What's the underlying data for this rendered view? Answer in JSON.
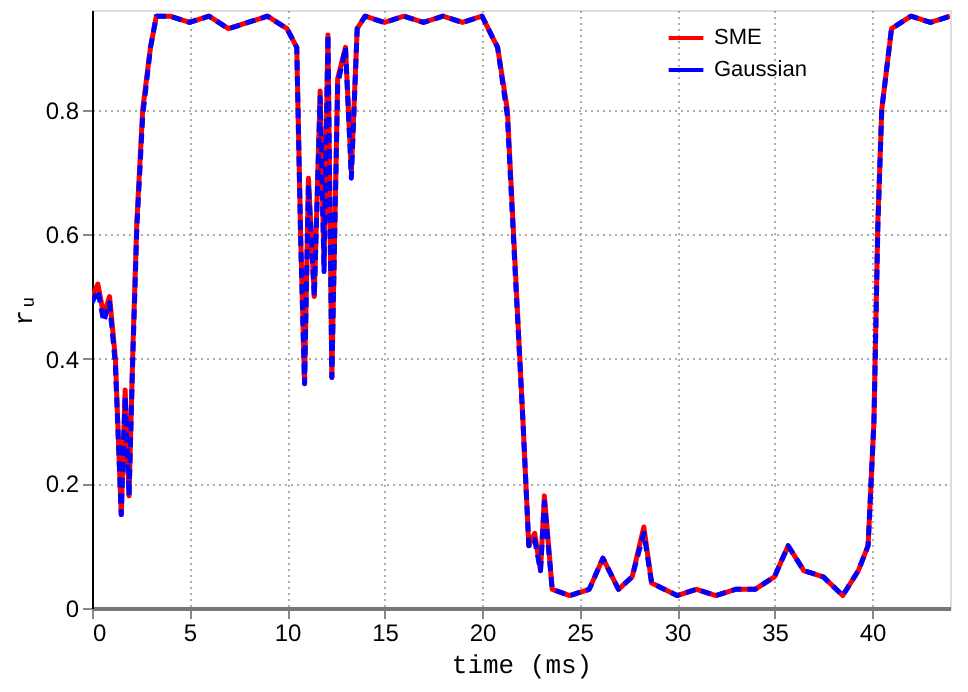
{
  "chart_data": {
    "type": "line",
    "xlabel": "time (ms)",
    "ylabel": "rᵤ",
    "xlim": [
      0,
      44
    ],
    "ylim": [
      0,
      0.96
    ],
    "xticks": [
      0,
      5,
      10,
      15,
      20,
      25,
      30,
      35,
      40
    ],
    "yticks": [
      0,
      0.2,
      0.4,
      0.6,
      0.8
    ],
    "grid": true,
    "legend": "top right",
    "marker": "none",
    "series": [
      {
        "name": "SME",
        "color": "#ff0000",
        "line_style": "solid",
        "x": [
          0,
          0.3,
          0.6,
          0.9,
          1.2,
          1.5,
          1.7,
          1.9,
          2.1,
          2.3,
          2.6,
          3.0,
          3.3,
          4,
          5,
          6,
          7,
          8,
          9,
          10,
          10.5,
          10.7,
          10.9,
          11.1,
          11.4,
          11.7,
          11.9,
          12.1,
          12.3,
          12.6,
          13,
          13.3,
          13.6,
          14,
          15,
          16,
          17,
          18,
          19,
          20,
          20.8,
          21.3,
          21.7,
          22.1,
          22.4,
          22.7,
          23,
          23.2,
          23.6,
          24.5,
          25.5,
          26.2,
          27,
          27.7,
          28.3,
          28.7,
          30,
          31,
          32,
          33,
          34,
          35,
          35.7,
          36.5,
          37.5,
          38.5,
          39.3,
          39.8,
          40.1,
          40.3,
          40.5,
          41,
          42,
          43,
          44
        ],
        "values": [
          0.5,
          0.52,
          0.47,
          0.5,
          0.4,
          0.15,
          0.35,
          0.18,
          0.42,
          0.62,
          0.8,
          0.9,
          0.95,
          0.95,
          0.94,
          0.95,
          0.93,
          0.94,
          0.95,
          0.93,
          0.9,
          0.6,
          0.36,
          0.69,
          0.5,
          0.83,
          0.55,
          0.92,
          0.37,
          0.85,
          0.9,
          0.7,
          0.93,
          0.95,
          0.94,
          0.95,
          0.94,
          0.95,
          0.94,
          0.95,
          0.9,
          0.8,
          0.55,
          0.3,
          0.1,
          0.12,
          0.06,
          0.18,
          0.03,
          0.02,
          0.03,
          0.08,
          0.03,
          0.05,
          0.13,
          0.04,
          0.02,
          0.03,
          0.02,
          0.03,
          0.03,
          0.05,
          0.1,
          0.06,
          0.05,
          0.02,
          0.06,
          0.1,
          0.3,
          0.62,
          0.8,
          0.93,
          0.95,
          0.94,
          0.95
        ]
      },
      {
        "name": "Gaussian",
        "color": "#0000ff",
        "line_style": "dashed",
        "x": [
          0,
          0.3,
          0.6,
          0.9,
          1.2,
          1.5,
          1.7,
          1.9,
          2.1,
          2.3,
          2.6,
          3.0,
          3.3,
          4,
          5,
          6,
          7,
          8,
          9,
          10,
          10.5,
          10.7,
          10.9,
          11.1,
          11.4,
          11.7,
          11.9,
          12.1,
          12.3,
          12.6,
          13,
          13.3,
          13.6,
          14,
          15,
          16,
          17,
          18,
          19,
          20,
          20.8,
          21.3,
          21.7,
          22.1,
          22.4,
          22.7,
          23,
          23.2,
          23.6,
          24.5,
          25.5,
          26.2,
          27,
          27.7,
          28.3,
          28.7,
          30,
          31,
          32,
          33,
          34,
          35,
          35.7,
          36.5,
          37.5,
          38.5,
          39.3,
          39.8,
          40.1,
          40.3,
          40.5,
          41,
          42,
          43,
          44
        ],
        "values": [
          0.49,
          0.51,
          0.46,
          0.49,
          0.39,
          0.15,
          0.34,
          0.18,
          0.41,
          0.61,
          0.79,
          0.9,
          0.95,
          0.95,
          0.94,
          0.95,
          0.93,
          0.94,
          0.95,
          0.93,
          0.9,
          0.59,
          0.36,
          0.68,
          0.5,
          0.82,
          0.54,
          0.92,
          0.37,
          0.84,
          0.9,
          0.69,
          0.93,
          0.95,
          0.94,
          0.95,
          0.94,
          0.95,
          0.94,
          0.95,
          0.9,
          0.79,
          0.54,
          0.3,
          0.1,
          0.11,
          0.06,
          0.17,
          0.03,
          0.02,
          0.03,
          0.08,
          0.03,
          0.05,
          0.12,
          0.04,
          0.02,
          0.03,
          0.02,
          0.03,
          0.03,
          0.05,
          0.1,
          0.06,
          0.05,
          0.02,
          0.06,
          0.1,
          0.3,
          0.61,
          0.8,
          0.93,
          0.95,
          0.94,
          0.95
        ]
      }
    ]
  }
}
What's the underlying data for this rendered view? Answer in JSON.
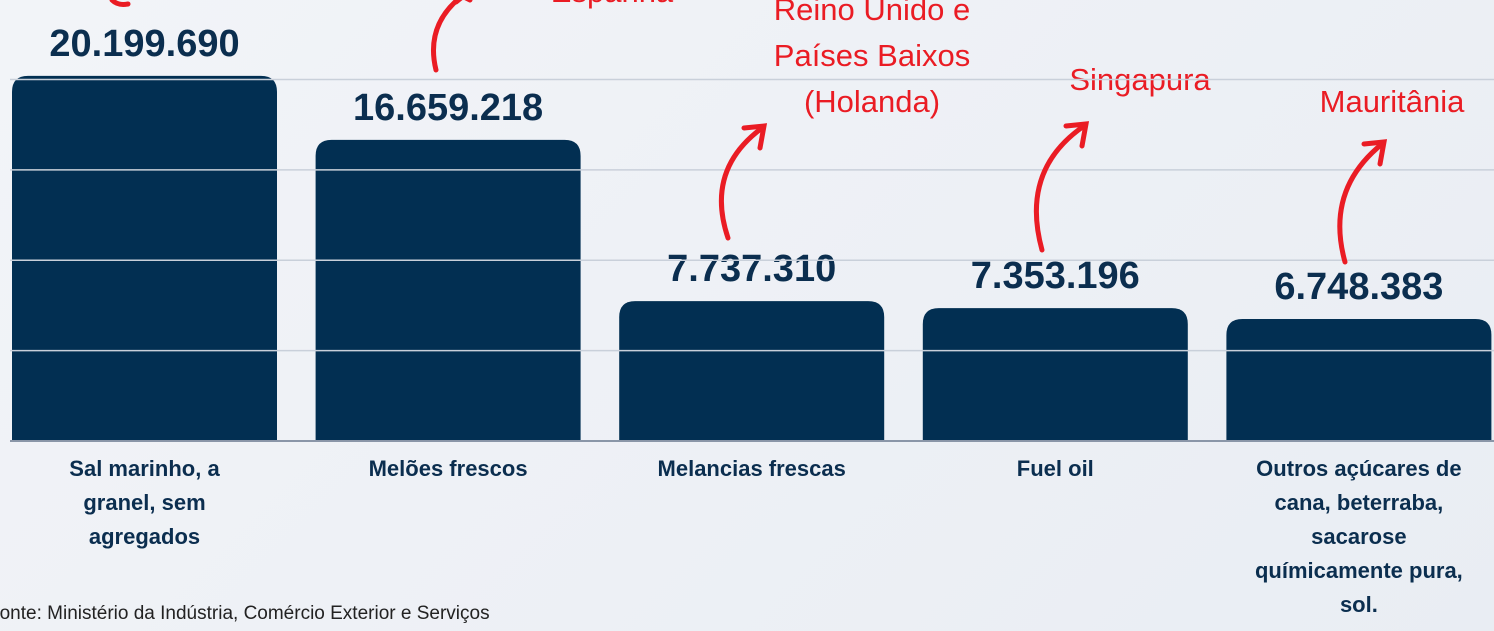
{
  "chart_data": {
    "type": "bar",
    "categories": [
      "Sal marinho, a granel, sem agregados",
      "Melões frescos",
      "Melancias frescas",
      "Fuel oil",
      "Outros açúcares de cana, beterraba, sacarose químicamente pura, sol."
    ],
    "values": [
      20199690,
      16659218,
      7737310,
      7353196,
      6748383
    ],
    "value_labels": [
      "20.199.690",
      "16.659.218",
      "7.737.310",
      "7.353.196",
      "6.748.383"
    ],
    "color": "#022f52",
    "ylim": [
      0,
      24400000
    ],
    "yticks": [
      0,
      5000000,
      10000000,
      15000000,
      20000000
    ],
    "grid": true,
    "annotations": [
      null,
      [
        "Espanha"
      ],
      [
        "Reino Unido e",
        "Países Baixos",
        "(Holanda)"
      ],
      [
        "Singapura"
      ],
      [
        "Mauritânia"
      ]
    ],
    "annotation_color": "#ea1c24",
    "source": "Fonte: Ministério da Indústria, Comércio Exterior e Serviços"
  }
}
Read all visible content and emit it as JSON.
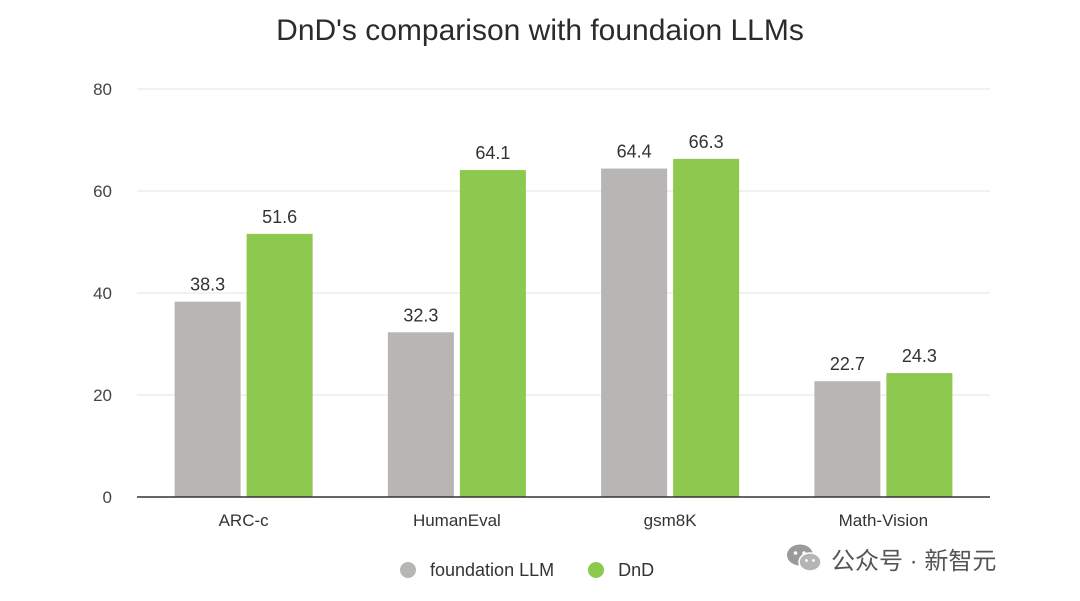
{
  "title": "DnD's comparison with foundaion LLMs",
  "colors": {
    "foundation": "#b7b6b4",
    "dnd": "#8dc84f",
    "grid": "#e3e3e3",
    "axis": "#333333"
  },
  "watermark": {
    "text": "公众号 · 新智元",
    "icon": "wechat-icon"
  },
  "chart_data": {
    "type": "bar",
    "categories": [
      "ARC-c",
      "HumanEval",
      "gsm8K",
      "Math-Vision"
    ],
    "series": [
      {
        "name": "foundation LLM",
        "values": [
          38.3,
          32.3,
          64.4,
          22.7
        ]
      },
      {
        "name": "DnD",
        "values": [
          51.6,
          64.1,
          66.3,
          24.3
        ]
      }
    ],
    "yticks": [
      "0",
      "20",
      "40",
      "60",
      "80"
    ],
    "ylim": [
      0,
      80
    ],
    "grid": true,
    "legend": "bottom"
  }
}
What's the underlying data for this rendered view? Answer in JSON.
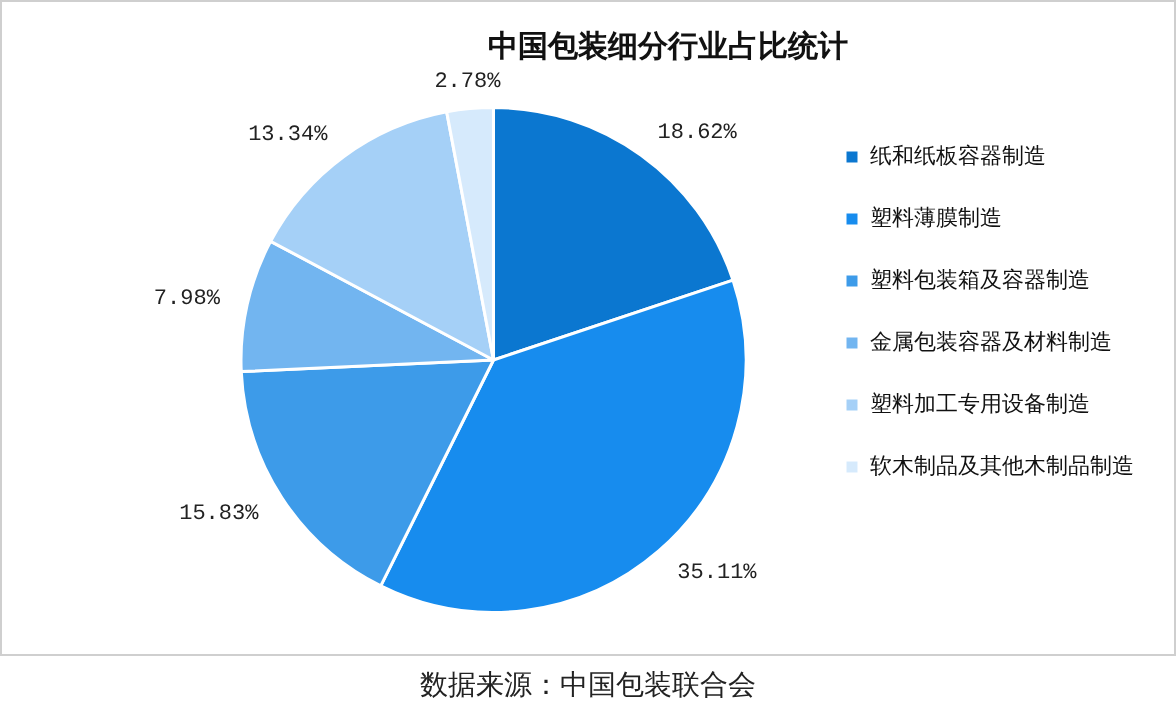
{
  "chart_data": {
    "type": "pie",
    "title": "中国包装细分行业占比统计",
    "categories": [
      "纸和纸板容器制造",
      "塑料薄膜制造",
      "塑料包装箱及容器制造",
      "金属包装容器及材料制造",
      "塑料加工专用设备制造",
      "软木制品及其他木制品制造"
    ],
    "values": [
      18.62,
      35.11,
      15.83,
      7.98,
      13.34,
      2.78
    ],
    "value_labels": [
      "18.62%",
      "35.11%",
      "15.83%",
      "7.98%",
      "13.34%",
      "2.78%"
    ],
    "colors": [
      "#0b77d0",
      "#178cee",
      "#3d9be9",
      "#72b5f0",
      "#a5d0f7",
      "#d6eafc"
    ],
    "legend": "right",
    "annotations": [
      "数据来源：中国包装联合会"
    ]
  }
}
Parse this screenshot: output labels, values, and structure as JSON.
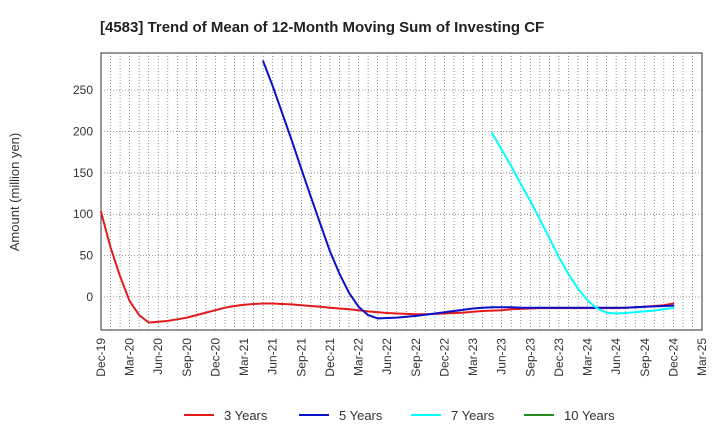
{
  "chart_data": {
    "type": "line",
    "title": "[4583]  Trend of Mean of 12-Month Moving Sum of Investing CF",
    "xlabel": "",
    "ylabel": "Amount (million yen)",
    "ylim": [
      -40,
      295
    ],
    "yticks": [
      0,
      50,
      100,
      150,
      200,
      250
    ],
    "x_tick_labels": [
      "Dec-19",
      "Mar-20",
      "Jun-20",
      "Sep-20",
      "Dec-20",
      "Mar-21",
      "Jun-21",
      "Sep-21",
      "Dec-21",
      "Mar-22",
      "Jun-22",
      "Sep-22",
      "Dec-22",
      "Mar-23",
      "Jun-23",
      "Sep-23",
      "Dec-23",
      "Mar-24",
      "Jun-24",
      "Sep-24",
      "Dec-24",
      "Mar-25"
    ],
    "grid": true,
    "legend_position": "bottom",
    "series": [
      {
        "name": "3 Years",
        "color": "#e31a1c",
        "points": [
          [
            "Dec-19",
            103
          ],
          [
            "Jan-20",
            60
          ],
          [
            "Feb-20",
            25
          ],
          [
            "Mar-20",
            -5
          ],
          [
            "Apr-20",
            -22
          ],
          [
            "May-20",
            -31
          ],
          [
            "Jun-20",
            -30
          ],
          [
            "Jul-20",
            -29
          ],
          [
            "Aug-20",
            -27
          ],
          [
            "Sep-20",
            -25
          ],
          [
            "Oct-20",
            -22
          ],
          [
            "Nov-20",
            -19
          ],
          [
            "Dec-20",
            -16
          ],
          [
            "Jan-21",
            -13
          ],
          [
            "Feb-21",
            -11
          ],
          [
            "Mar-21",
            -9.5
          ],
          [
            "Apr-21",
            -8.5
          ],
          [
            "May-21",
            -8
          ],
          [
            "Jun-21",
            -8
          ],
          [
            "Jul-21",
            -8.5
          ],
          [
            "Aug-21",
            -9
          ],
          [
            "Sep-21",
            -10
          ],
          [
            "Oct-21",
            -11
          ],
          [
            "Nov-21",
            -12
          ],
          [
            "Dec-21",
            -13
          ],
          [
            "Jan-22",
            -14
          ],
          [
            "Feb-22",
            -15
          ],
          [
            "Mar-22",
            -16
          ],
          [
            "Apr-22",
            -17.5
          ],
          [
            "May-22",
            -18.5
          ],
          [
            "Jun-22",
            -19.5
          ],
          [
            "Jul-22",
            -20
          ],
          [
            "Aug-22",
            -20.5
          ],
          [
            "Sep-22",
            -21
          ],
          [
            "Oct-22",
            -21
          ],
          [
            "Nov-22",
            -20.5
          ],
          [
            "Dec-22",
            -20
          ],
          [
            "Jan-23",
            -19.5
          ],
          [
            "Feb-23",
            -19
          ],
          [
            "Mar-23",
            -18
          ],
          [
            "Apr-23",
            -17
          ],
          [
            "May-23",
            -16.5
          ],
          [
            "Jun-23",
            -16
          ],
          [
            "Jul-23",
            -15
          ],
          [
            "Aug-23",
            -14.5
          ],
          [
            "Sep-23",
            -14
          ],
          [
            "Oct-23",
            -13.5
          ],
          [
            "Nov-23",
            -13.5
          ],
          [
            "Dec-23",
            -13.5
          ],
          [
            "Jan-24",
            -13.5
          ],
          [
            "Feb-24",
            -13.5
          ],
          [
            "Mar-24",
            -13.5
          ],
          [
            "Apr-24",
            -13.5
          ],
          [
            "May-24",
            -13.5
          ],
          [
            "Jun-24",
            -13.5
          ],
          [
            "Jul-24",
            -13
          ],
          [
            "Aug-24",
            -12.5
          ],
          [
            "Sep-24",
            -12
          ],
          [
            "Oct-24",
            -11
          ],
          [
            "Nov-24",
            -10
          ],
          [
            "Dec-24",
            -8
          ]
        ]
      },
      {
        "name": "5 Years",
        "color": "#0a10c8",
        "points": [
          [
            "May-21",
            285
          ],
          [
            "Jun-21",
            255
          ],
          [
            "Jul-21",
            222
          ],
          [
            "Aug-21",
            189
          ],
          [
            "Sep-21",
            155
          ],
          [
            "Oct-21",
            121
          ],
          [
            "Nov-21",
            88
          ],
          [
            "Dec-21",
            55
          ],
          [
            "Jan-22",
            28
          ],
          [
            "Feb-22",
            5
          ],
          [
            "Mar-22",
            -12
          ],
          [
            "Apr-22",
            -22
          ],
          [
            "May-22",
            -26
          ],
          [
            "Jun-22",
            -25.5
          ],
          [
            "Jul-22",
            -25
          ],
          [
            "Aug-22",
            -24
          ],
          [
            "Sep-22",
            -23
          ],
          [
            "Oct-22",
            -21.5
          ],
          [
            "Nov-22",
            -20
          ],
          [
            "Dec-22",
            -18.5
          ],
          [
            "Jan-23",
            -17
          ],
          [
            "Feb-23",
            -15.5
          ],
          [
            "Mar-23",
            -14
          ],
          [
            "Apr-23",
            -13
          ],
          [
            "May-23",
            -12.5
          ],
          [
            "Jun-23",
            -12.5
          ],
          [
            "Jul-23",
            -12.5
          ],
          [
            "Aug-23",
            -13
          ],
          [
            "Sep-23",
            -13
          ],
          [
            "Oct-23",
            -13
          ],
          [
            "Nov-23",
            -13
          ],
          [
            "Dec-23",
            -13
          ],
          [
            "Jan-24",
            -13
          ],
          [
            "Feb-24",
            -13
          ],
          [
            "Mar-24",
            -13
          ],
          [
            "Apr-24",
            -13
          ],
          [
            "May-24",
            -13
          ],
          [
            "Jun-24",
            -13
          ],
          [
            "Jul-24",
            -13
          ],
          [
            "Aug-24",
            -12.5
          ],
          [
            "Sep-24",
            -12
          ],
          [
            "Oct-24",
            -11.5
          ],
          [
            "Nov-24",
            -11
          ],
          [
            "Dec-24",
            -10.5
          ]
        ]
      },
      {
        "name": "7 Years",
        "color": "#00ffff",
        "points": [
          [
            "May-23",
            198
          ],
          [
            "Jun-23",
            178
          ],
          [
            "Jul-23",
            158
          ],
          [
            "Aug-23",
            137
          ],
          [
            "Sep-23",
            116
          ],
          [
            "Oct-23",
            94
          ],
          [
            "Nov-23",
            71
          ],
          [
            "Dec-23",
            48
          ],
          [
            "Jan-24",
            28
          ],
          [
            "Feb-24",
            10
          ],
          [
            "Mar-24",
            -4
          ],
          [
            "Apr-24",
            -14
          ],
          [
            "May-24",
            -19
          ],
          [
            "Jun-24",
            -20
          ],
          [
            "Jul-24",
            -19.5
          ],
          [
            "Aug-24",
            -18.5
          ],
          [
            "Sep-24",
            -17.5
          ],
          [
            "Oct-24",
            -16.5
          ],
          [
            "Nov-24",
            -15
          ],
          [
            "Dec-24",
            -13
          ]
        ]
      },
      {
        "name": "10 Years",
        "color": "#228b22",
        "points": []
      }
    ]
  }
}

- - - - -

> **Instructions to follow**:
Lines containing the word "Years" must all be returned from the material above.

> **Written solution**:
        "name": "3 Years",
        "name": "5 Years",
        "name": "7 Years",
        "name": "10 Years",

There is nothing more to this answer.